§ ITEMS
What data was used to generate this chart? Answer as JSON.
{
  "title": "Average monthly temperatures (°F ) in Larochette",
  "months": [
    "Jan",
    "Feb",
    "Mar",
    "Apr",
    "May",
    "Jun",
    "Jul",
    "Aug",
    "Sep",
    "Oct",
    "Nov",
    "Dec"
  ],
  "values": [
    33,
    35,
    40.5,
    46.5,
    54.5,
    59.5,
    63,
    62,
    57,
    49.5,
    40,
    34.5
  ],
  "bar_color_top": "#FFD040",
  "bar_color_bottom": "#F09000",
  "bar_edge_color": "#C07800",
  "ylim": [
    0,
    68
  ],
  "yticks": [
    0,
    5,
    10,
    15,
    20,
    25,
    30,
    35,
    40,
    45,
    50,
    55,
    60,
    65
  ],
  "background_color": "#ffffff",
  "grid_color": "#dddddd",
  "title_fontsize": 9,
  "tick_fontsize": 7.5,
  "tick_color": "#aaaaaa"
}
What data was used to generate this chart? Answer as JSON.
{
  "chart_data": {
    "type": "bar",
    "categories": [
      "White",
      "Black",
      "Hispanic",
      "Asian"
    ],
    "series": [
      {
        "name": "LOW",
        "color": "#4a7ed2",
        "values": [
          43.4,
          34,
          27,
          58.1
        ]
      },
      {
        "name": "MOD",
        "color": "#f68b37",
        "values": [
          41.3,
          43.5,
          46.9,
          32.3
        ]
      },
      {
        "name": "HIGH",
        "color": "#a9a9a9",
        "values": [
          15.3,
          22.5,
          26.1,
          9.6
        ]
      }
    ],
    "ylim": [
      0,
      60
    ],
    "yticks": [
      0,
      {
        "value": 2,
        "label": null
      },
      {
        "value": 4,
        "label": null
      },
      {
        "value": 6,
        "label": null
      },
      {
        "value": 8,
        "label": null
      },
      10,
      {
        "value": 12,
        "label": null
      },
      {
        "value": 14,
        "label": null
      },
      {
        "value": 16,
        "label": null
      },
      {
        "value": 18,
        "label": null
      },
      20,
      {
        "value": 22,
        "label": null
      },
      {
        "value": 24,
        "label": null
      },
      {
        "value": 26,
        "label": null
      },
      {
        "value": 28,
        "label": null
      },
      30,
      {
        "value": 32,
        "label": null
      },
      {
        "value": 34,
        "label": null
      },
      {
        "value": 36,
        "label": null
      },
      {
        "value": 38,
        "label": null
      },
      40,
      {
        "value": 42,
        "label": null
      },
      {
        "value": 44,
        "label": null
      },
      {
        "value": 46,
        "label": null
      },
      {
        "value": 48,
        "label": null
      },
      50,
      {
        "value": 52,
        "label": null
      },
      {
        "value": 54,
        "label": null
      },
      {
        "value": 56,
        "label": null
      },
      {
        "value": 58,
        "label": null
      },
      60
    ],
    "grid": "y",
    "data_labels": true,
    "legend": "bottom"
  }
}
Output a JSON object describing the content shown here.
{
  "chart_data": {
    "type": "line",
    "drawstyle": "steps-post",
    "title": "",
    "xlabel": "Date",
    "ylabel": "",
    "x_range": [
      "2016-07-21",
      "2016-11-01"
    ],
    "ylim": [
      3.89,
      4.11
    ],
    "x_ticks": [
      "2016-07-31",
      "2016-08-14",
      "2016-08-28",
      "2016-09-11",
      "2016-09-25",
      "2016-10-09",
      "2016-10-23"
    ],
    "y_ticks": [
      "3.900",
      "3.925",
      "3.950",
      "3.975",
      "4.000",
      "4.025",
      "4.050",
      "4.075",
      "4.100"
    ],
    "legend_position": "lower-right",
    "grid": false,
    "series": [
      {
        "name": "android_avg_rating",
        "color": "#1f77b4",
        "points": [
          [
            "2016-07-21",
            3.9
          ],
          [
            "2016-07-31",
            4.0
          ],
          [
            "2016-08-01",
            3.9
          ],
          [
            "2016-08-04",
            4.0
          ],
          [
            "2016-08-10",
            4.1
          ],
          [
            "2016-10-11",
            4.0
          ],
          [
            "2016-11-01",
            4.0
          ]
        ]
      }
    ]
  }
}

§ WHAT NEEDS TO BE DONE
Copy the entries above exactly, leaving none out.

§ RESPONSE
What data was used to generate this chart? Answer as JSON.
{
  "title": "Average monthly temperatures (°F ) in Larochette",
  "months": [
    "Jan",
    "Feb",
    "Mar",
    "Apr",
    "May",
    "Jun",
    "Jul",
    "Aug",
    "Sep",
    "Oct",
    "Nov",
    "Dec"
  ],
  "values": [
    33,
    35,
    40.5,
    46.5,
    54.5,
    59.5,
    63,
    62,
    57,
    49.5,
    40,
    34.5
  ],
  "bar_color_top": "#FFD040",
  "bar_color_bottom": "#F09000",
  "bar_edge_color": "#C07800",
  "ylim": [
    0,
    68
  ],
  "yticks": [
    0,
    5,
    10,
    15,
    20,
    25,
    30,
    35,
    40,
    45,
    50,
    55,
    60,
    65
  ],
  "background_color": "#ffffff",
  "grid_color": "#dddddd",
  "title_fontsize": 9,
  "tick_fontsize": 7.5,
  "tick_color": "#aaaaaa"
}
What data was used to generate this chart? Answer as JSON.
{
  "chart_data": {
    "type": "bar",
    "categories": [
      "White",
      "Black",
      "Hispanic",
      "Asian"
    ],
    "series": [
      {
        "name": "LOW",
        "color": "#4a7ed2",
        "values": [
          43.4,
          34,
          27,
          58.1
        ]
      },
      {
        "name": "MOD",
        "color": "#f68b37",
        "values": [
          41.3,
          43.5,
          46.9,
          32.3
        ]
      },
      {
        "name": "HIGH",
        "color": "#a9a9a9",
        "values": [
          15.3,
          22.5,
          26.1,
          9.6
        ]
      }
    ],
    "ylim": [
      0,
      60
    ],
    "yticks": [
      0,
      {
        "value": 2,
        "label": null
      },
      {
        "value": 4,
        "label": null
      },
      {
        "value": 6,
        "label": null
      },
      {
        "value": 8,
        "label": null
      },
      10,
      {
        "value": 12,
        "label": null
      },
      {
        "value": 14,
        "label": null
      },
      {
        "value": 16,
        "label": null
      },
      {
        "value": 18,
        "label": null
      },
      20,
      {
        "value": 22,
        "label": null
      },
      {
        "value": 24,
        "label": null
      },
      {
        "value": 26,
        "label": null
      },
      {
        "value": 28,
        "label": null
      },
      30,
      {
        "value": 32,
        "label": null
      },
      {
        "value": 34,
        "label": null
      },
      {
        "value": 36,
        "label": null
      },
      {
        "value": 38,
        "label": null
      },
      40,
      {
        "value": 42,
        "label": null
      },
      {
        "value": 44,
        "label": null
      },
      {
        "value": 46,
        "label": null
      },
      {
        "value": 48,
        "label": null
      },
      50,
      {
        "value": 52,
        "label": null
      },
      {
        "value": 54,
        "label": null
      },
      {
        "value": 56,
        "label": null
      },
      {
        "value": 58,
        "label": null
      },
      60
    ],
    "grid": "y",
    "data_labels": true,
    "legend": "bottom"
  }
}
Output a JSON object describing the content shown here.
{
  "chart_data": {
    "type": "line",
    "drawstyle": "steps-post",
    "title": "",
    "xlabel": "Date",
    "ylabel": "",
    "x_range": [
      "2016-07-21",
      "2016-11-01"
    ],
    "ylim": [
      3.89,
      4.11
    ],
    "x_ticks": [
      "2016-07-31",
      "2016-08-14",
      "2016-08-28",
      "2016-09-11",
      "2016-09-25",
      "2016-10-09",
      "2016-10-23"
    ],
    "y_ticks": [
      "3.900",
      "3.925",
      "3.950",
      "3.975",
      "4.000",
      "4.025",
      "4.050",
      "4.075",
      "4.100"
    ],
    "legend_position": "lower-right",
    "grid": false,
    "series": [
      {
        "name": "android_avg_rating",
        "color": "#1f77b4",
        "points": [
          [
            "2016-07-21",
            3.9
          ],
          [
            "2016-07-31",
            4.0
          ],
          [
            "2016-08-01",
            3.9
          ],
          [
            "2016-08-04",
            4.0
          ],
          [
            "2016-08-10",
            4.1
          ],
          [
            "2016-10-11",
            4.0
          ],
          [
            "2016-11-01",
            4.0
          ]
        ]
      }
    ]
  }
}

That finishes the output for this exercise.